Effects of a low carbohydrate diet on energy expenditure during weight loss maintenance: randomized trial

BMJ 2018; 363 doi: (Published 14 November 2018) Cite this as: BMJ 2018;363:k4583

Rapid Response:

Author Response to Hall and Guo Regarding Data Reanalysis and Other Criticisms

Hall and Guo posted a reanalysis of our study using the pre-weight loss rather than the post-weight loss measure of total energy expenditure, finding a non-significant effect (1). They propose that the pre-weight loss baseline is more “correct” and raise concern about the timing of our change to the clinical trials registry.

This alternative analysis is not new. We performed this calculation during manuscript revision, as publicly available in the Peer Review material (2). The BMJ editors and statistician had full access to these data and we deferred to them regarding whether to include this analysis in the manuscript. We did not “refuse” to do so.

The reasons for using the post-weight loss baseline were extensively discussed in the Peer Review material and in the manuscript. (For reader convenience, we include the Peer Review response at bottom.) We were transparent about this a priori change, and included a detailed timeline in the Supplemental materials (3).

We further addressed this issue in a prior Rapid Response (4), showing that Hall’s previously stated concerns about changing body weight (5) were unfounded, and that statistical models including pre-weight loss baseline did not materially change the result.

There is a straightforward explanation for why the registry was corrected as the “7[th] of 8 versions of the protocol.” We planned to post a final analysis plan, with comprehensive detail of our statistical methods, prior to receiving the final data from our collaborator in Houston and breaking the blind. In preparing that plan under guidance of our statistician, we identified the misspecification – an inadvertent holdover from a prior cross-over study (our present study is parallel design, in which the weight-loss phase would introduce inter-individual variability) (6). Earlier protocol revisions addressed logistical and other issues in study conduct; we had no reason to review the analysis plan and identify the misspecification prior to that time. We are puzzled as to the relevance and implication of this point about protocol revision number.

Finally, we note that our study went through a highly rigorous review, involving 6 independent experts, including more than 120 points of criticism and discussion. We exceeded professional standards of transparency, by making the full database publicly available immediately upon publication – perhaps for the first time for a nutrition study of this magnitude and complexity.


1. Hall KD, Guo J. 28 November 2018. No significant effect of dietary carbohydrate versus fat on the reduction in total energy expenditure during Maintenance of lost weight.

Set of tasks:
- A) Which reference numbers are cited in parentheses in the body of the rapid response?
- B) According to the rapid response, how many independent experts reviewed the study?
- C) Write out the rapid response from "Finally, we note" down to "magnitude and complexity.", with "rigorous" changed to "thorough".
The listing is separate from the rapid response above.

Entries shown:
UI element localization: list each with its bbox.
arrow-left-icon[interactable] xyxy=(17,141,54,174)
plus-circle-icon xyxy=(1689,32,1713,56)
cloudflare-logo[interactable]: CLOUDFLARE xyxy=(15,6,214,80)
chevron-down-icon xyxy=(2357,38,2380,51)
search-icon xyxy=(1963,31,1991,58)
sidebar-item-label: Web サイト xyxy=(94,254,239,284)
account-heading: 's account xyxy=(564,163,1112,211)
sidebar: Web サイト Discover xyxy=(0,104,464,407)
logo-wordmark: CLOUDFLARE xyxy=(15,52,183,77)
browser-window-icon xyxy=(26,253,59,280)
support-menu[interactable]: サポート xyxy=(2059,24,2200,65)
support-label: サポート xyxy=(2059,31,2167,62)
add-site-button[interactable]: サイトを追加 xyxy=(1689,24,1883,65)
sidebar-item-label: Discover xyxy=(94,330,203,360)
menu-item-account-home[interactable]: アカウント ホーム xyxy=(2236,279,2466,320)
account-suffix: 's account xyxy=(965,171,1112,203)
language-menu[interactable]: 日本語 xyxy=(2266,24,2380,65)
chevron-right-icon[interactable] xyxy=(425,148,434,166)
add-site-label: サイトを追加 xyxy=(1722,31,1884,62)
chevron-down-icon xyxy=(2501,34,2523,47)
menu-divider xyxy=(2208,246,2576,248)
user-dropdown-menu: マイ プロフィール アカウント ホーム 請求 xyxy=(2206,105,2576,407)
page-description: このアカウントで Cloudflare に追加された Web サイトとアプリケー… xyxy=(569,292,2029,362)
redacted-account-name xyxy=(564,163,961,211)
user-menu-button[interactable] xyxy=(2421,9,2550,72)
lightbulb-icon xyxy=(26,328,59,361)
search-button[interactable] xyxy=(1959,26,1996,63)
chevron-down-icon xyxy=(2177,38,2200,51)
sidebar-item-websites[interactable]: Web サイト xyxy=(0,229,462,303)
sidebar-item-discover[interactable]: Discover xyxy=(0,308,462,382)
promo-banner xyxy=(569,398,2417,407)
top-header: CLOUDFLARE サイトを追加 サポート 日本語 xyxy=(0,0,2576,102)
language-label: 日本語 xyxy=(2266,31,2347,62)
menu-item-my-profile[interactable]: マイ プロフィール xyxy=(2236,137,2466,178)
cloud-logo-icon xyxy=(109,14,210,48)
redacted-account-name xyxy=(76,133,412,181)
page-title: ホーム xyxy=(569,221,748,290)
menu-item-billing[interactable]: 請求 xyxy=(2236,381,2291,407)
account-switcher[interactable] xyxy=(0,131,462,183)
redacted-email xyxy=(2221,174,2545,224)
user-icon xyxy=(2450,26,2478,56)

Task-by-task answers:
- A) 1, 2, 3, 4, 5, 6

- B) Six independent experts reviewed the study.

- C)
Finally, we note that our study went through a highly thorough review, involving 6 independent experts, including more than 120 points of criticism and discussion. We exceeded professional standards of transparency, by making the full database publicly available immediately upon publication – perhaps for the first time for a nutrition study of this magnitude and complexity.